[Some records]
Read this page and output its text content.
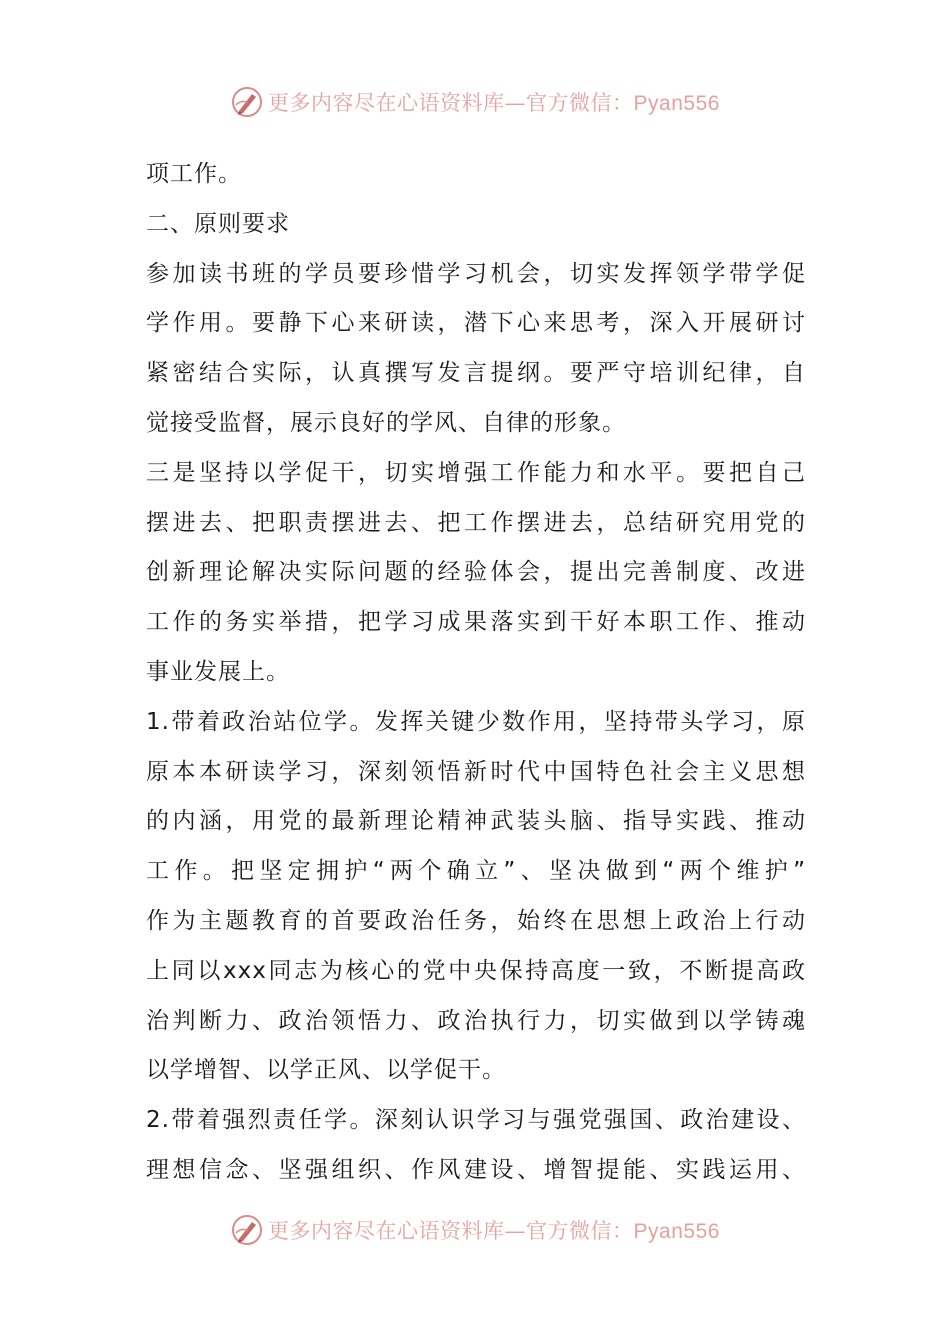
更多内容尽在心语资料库—官方微信：Pyan556
项工作。
二、原则要求
参加读书班的学员要珍惜学习机会，切实发挥领学带学促
学作用。要静下心来研读，潜下心来思考，深入开展研讨
紧密结合实际，认真撰写发言提纲。要严守培训纪律，自
觉接受监督，展示良好的学风、自律的形象。
三是坚持以学促干，切实增强工作能力和水平。要把自己
摆进去、把职责摆进去、把工作摆进去，总结研究用党的
创新理论解决实际问题的经验体会，提出完善制度、改进
工作的务实举措，把学习成果落实到干好本职工作、推动
事业发展上。
1.带着政治站位学。发挥关键少数作用，坚持带头学习，原
原本本研读学习，深刻领悟新时代中国特色社会主义思想
的内涵，用党的最新理论精神武装头脑、指导实践、推动
工作。把坚定拥护“两个确立”、坚决做到“两个维护”
作为主题教育的首要政治任务，始终在思想上政治上行动
上同以xxx同志为核心的党中央保持高度一致，不断提高政
治判断力、政治领悟力、政治执行力，切实做到以学铸魂
以学增智、以学正风、以学促干。
2.带着强烈责任学。深刻认识学习与强党强国、政治建设、
理想信念、坚强组织、作风建设、增智提能、实践运用、
更多内容尽在心语资料库—官方微信：Pyan556
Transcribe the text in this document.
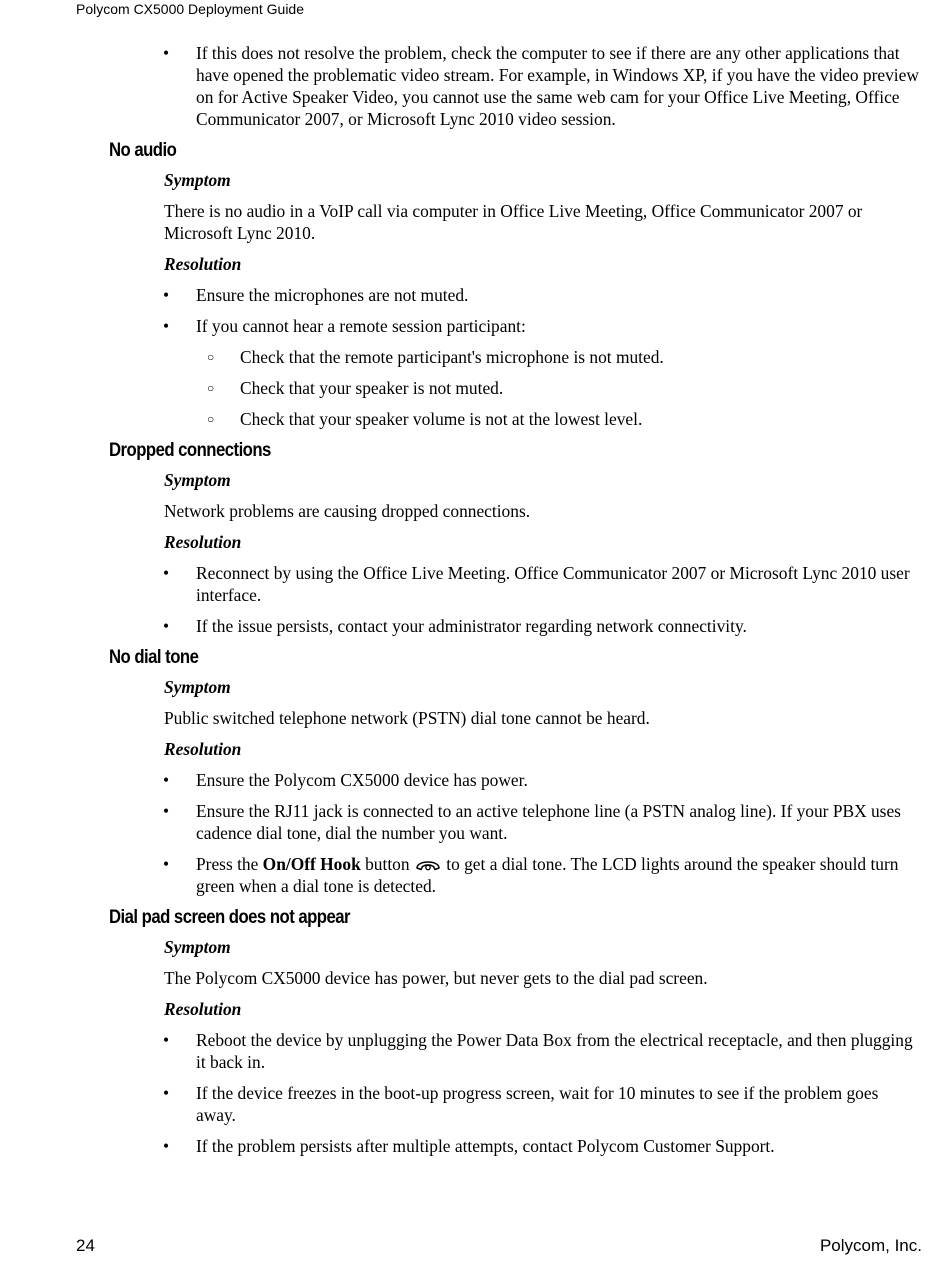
Polycom CX5000 Deployment Guide
• If this does not resolve the problem, check the computer to see if there are any other applications that have opened the problematic video stream. For example, in Windows XP, if you have the video preview on for Active Speaker Video, you cannot use the same web cam for your Office Live Meeting, Office Communicator 2007, or Microsoft Lync 2010 video session.
No audio
Symptom
There is no audio in a VoIP call via computer in Office Live Meeting, Office Communicator 2007 or Microsoft Lync 2010.
Resolution
• Ensure the microphones are not muted.
• If you cannot hear a remote session participant:
○ Check that the remote participant's microphone is not muted.
○ Check that your speaker is not muted.
○ Check that your speaker volume is not at the lowest level.
Dropped connections
Symptom
Network problems are causing dropped connections.
Resolution
• Reconnect by using the Office Live Meeting. Office Communicator 2007 or Microsoft Lync 2010 user interface.
• If the issue persists, contact your administrator regarding network connectivity.
No dial tone
Symptom
Public switched telephone network (PSTN) dial tone cannot be heard.
Resolution
• Ensure the Polycom CX5000 device has power.
• Ensure the RJ11 jack is connected to an active telephone line (a PSTN analog line). If your PBX uses cadence dial tone, dial the number you want.
• Press the On/Off Hook button  to get a dial tone. The LCD lights around the speaker should turn green when a dial tone is detected.
Dial pad screen does not appear
Symptom
The Polycom CX5000 device has power, but never gets to the dial pad screen.
Resolution
• Reboot the device by unplugging the Power Data Box from the electrical receptacle, and then plugging it back in.
• If the device freezes in the boot-up progress screen, wait for 10 minutes to see if the problem goes away.
• If the problem persists after multiple attempts, contact Polycom Customer Support.
24	Polycom, Inc.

▸ **Description of the task**: Copy each line of the listing that includes "telephone".

▸ **Task solution**:
Public switched telephone network (PSTN) dial tone cannot be heard.
• Ensure the RJ11 jack is connected to an active telephone line (a PSTN analog line). If your PBX uses cadence dial tone, dial the number you want.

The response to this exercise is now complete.